- _Trecho de origem_:

··········

Em
uma palestra sobre literatura moderna, o escritor amazonense de origem libanesa
Milton Hatoum comenta que o produto literário sempre passa pela memória da
infância. Mesmo quando a narrativa não traz sua marca explícita em nenhum dos
personagens, o substrato dos primeiros anos do autor está lá, no caminho da
criação literária. Há quem conteste, mas Hatoum está bem acompanhado. O poeta e
escritor tcheco Rainer Maria Rilke, em vários de seus textos, também fala algo
semelhante.
No
romance autobiográfico Os Cadernos de
Malte Laurids Brigge, Rilke comenta que para fazer um verso, “precisa-se
ter visto muitas cidades, homens e coisas.” E vai enfileirando no texto
experiências e sentimentos, como países, despedidas e os “mistérios da infância
não esclarecidos”. Mas esse feixe de coisas não serve para ser lembrado nos
versos tal como fora na vida. É para ser elaborado. “Não basta mesmo ter
recordações: precisa-se saber esquecê-las” e “possuir a grande paciência de
esperar até que elas voltem”, conclui.
Em
Cartas a um jovem poeta, Rilke
ensina: “Escave dentro de si uma resposta profunda. (…) Utilize, para se
exprimir, as coisas de seu ambiente, as imagens de seus sonhos e os objetos de
suas lembranças.” Rilke era um homem sombrio na vida, mas cintilava de algum
modo, mesmo nos Poemas à noite. Para
ele, “a arte também é apenas uma maneira de viver.”
Usar
a infância como luz dos passos adiante é essencial neste caso (o de ser e de
criar), porque nela podem estar os recursos mais extraordinários. “Mesmo que se
encontrasse numa prisão, cujas paredes impedissem todos os ruídos do mundo de
chegar aos seus ouvidos, não lhe ficaria sempre sua infância, essa esplêndida e
régia riqueza, esse tesouro de recordações? Volte a atenção para ela”, dizia.

··········

- _Linhas_:
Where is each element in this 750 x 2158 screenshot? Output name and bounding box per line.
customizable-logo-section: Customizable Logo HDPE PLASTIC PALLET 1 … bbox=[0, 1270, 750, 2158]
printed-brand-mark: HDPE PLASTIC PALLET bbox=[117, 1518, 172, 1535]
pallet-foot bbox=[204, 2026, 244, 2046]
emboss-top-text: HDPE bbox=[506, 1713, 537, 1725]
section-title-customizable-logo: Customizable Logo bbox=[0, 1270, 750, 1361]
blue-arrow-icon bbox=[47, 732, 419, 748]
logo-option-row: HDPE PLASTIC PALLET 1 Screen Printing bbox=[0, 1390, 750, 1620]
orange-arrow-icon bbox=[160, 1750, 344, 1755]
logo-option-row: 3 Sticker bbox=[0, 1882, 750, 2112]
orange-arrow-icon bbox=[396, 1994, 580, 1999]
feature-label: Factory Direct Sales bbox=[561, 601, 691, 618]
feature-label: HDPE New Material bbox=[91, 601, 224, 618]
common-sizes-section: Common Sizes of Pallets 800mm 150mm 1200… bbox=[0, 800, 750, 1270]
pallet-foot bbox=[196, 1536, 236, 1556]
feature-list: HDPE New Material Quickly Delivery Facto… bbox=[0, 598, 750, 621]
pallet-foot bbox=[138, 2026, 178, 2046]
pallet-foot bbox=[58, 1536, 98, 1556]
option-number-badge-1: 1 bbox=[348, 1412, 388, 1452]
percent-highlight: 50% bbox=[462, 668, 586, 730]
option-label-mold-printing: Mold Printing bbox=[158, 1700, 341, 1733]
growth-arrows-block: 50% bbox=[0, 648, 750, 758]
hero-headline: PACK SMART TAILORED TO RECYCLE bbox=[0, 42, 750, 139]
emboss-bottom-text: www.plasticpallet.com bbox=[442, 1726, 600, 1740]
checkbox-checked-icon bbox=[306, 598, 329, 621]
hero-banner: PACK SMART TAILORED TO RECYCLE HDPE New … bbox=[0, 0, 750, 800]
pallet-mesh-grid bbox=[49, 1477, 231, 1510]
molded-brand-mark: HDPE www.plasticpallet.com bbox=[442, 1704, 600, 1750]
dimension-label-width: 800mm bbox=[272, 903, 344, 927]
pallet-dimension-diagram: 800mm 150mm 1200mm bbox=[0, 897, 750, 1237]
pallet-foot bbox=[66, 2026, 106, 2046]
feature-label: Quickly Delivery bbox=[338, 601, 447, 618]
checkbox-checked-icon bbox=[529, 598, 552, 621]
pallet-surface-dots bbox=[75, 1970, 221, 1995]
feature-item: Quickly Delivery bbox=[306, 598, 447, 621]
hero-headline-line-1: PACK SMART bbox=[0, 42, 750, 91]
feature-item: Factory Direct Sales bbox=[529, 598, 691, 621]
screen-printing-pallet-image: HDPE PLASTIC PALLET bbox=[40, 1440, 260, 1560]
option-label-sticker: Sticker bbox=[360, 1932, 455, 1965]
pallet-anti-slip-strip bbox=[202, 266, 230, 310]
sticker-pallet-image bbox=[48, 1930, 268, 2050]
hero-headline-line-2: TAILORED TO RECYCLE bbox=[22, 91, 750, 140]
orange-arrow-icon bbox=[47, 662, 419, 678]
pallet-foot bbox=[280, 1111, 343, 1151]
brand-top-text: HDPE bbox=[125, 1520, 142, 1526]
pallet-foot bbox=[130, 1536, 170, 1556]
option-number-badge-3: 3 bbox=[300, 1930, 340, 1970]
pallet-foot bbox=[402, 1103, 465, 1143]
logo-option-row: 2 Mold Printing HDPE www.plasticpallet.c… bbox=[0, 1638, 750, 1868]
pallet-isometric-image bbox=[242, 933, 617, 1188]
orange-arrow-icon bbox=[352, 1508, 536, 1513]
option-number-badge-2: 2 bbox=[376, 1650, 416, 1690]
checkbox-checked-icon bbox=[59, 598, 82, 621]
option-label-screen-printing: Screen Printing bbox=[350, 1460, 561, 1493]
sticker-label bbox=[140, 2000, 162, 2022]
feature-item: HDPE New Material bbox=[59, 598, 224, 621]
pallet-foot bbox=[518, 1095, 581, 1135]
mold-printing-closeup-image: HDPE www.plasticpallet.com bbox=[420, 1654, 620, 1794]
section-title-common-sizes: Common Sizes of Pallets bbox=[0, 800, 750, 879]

··········

- _Tarefa breve_: Por favor, traduza para o inglês esta frase do trecho sobre Hatoum, Rilke e a memória da infância: “Há quem conteste, mas Hatoum está bem acompanhado.” As linhas não têm relação com o trecho.

- _Resposta à tarefa_: Some would dispute it, but Hatoum is in good company.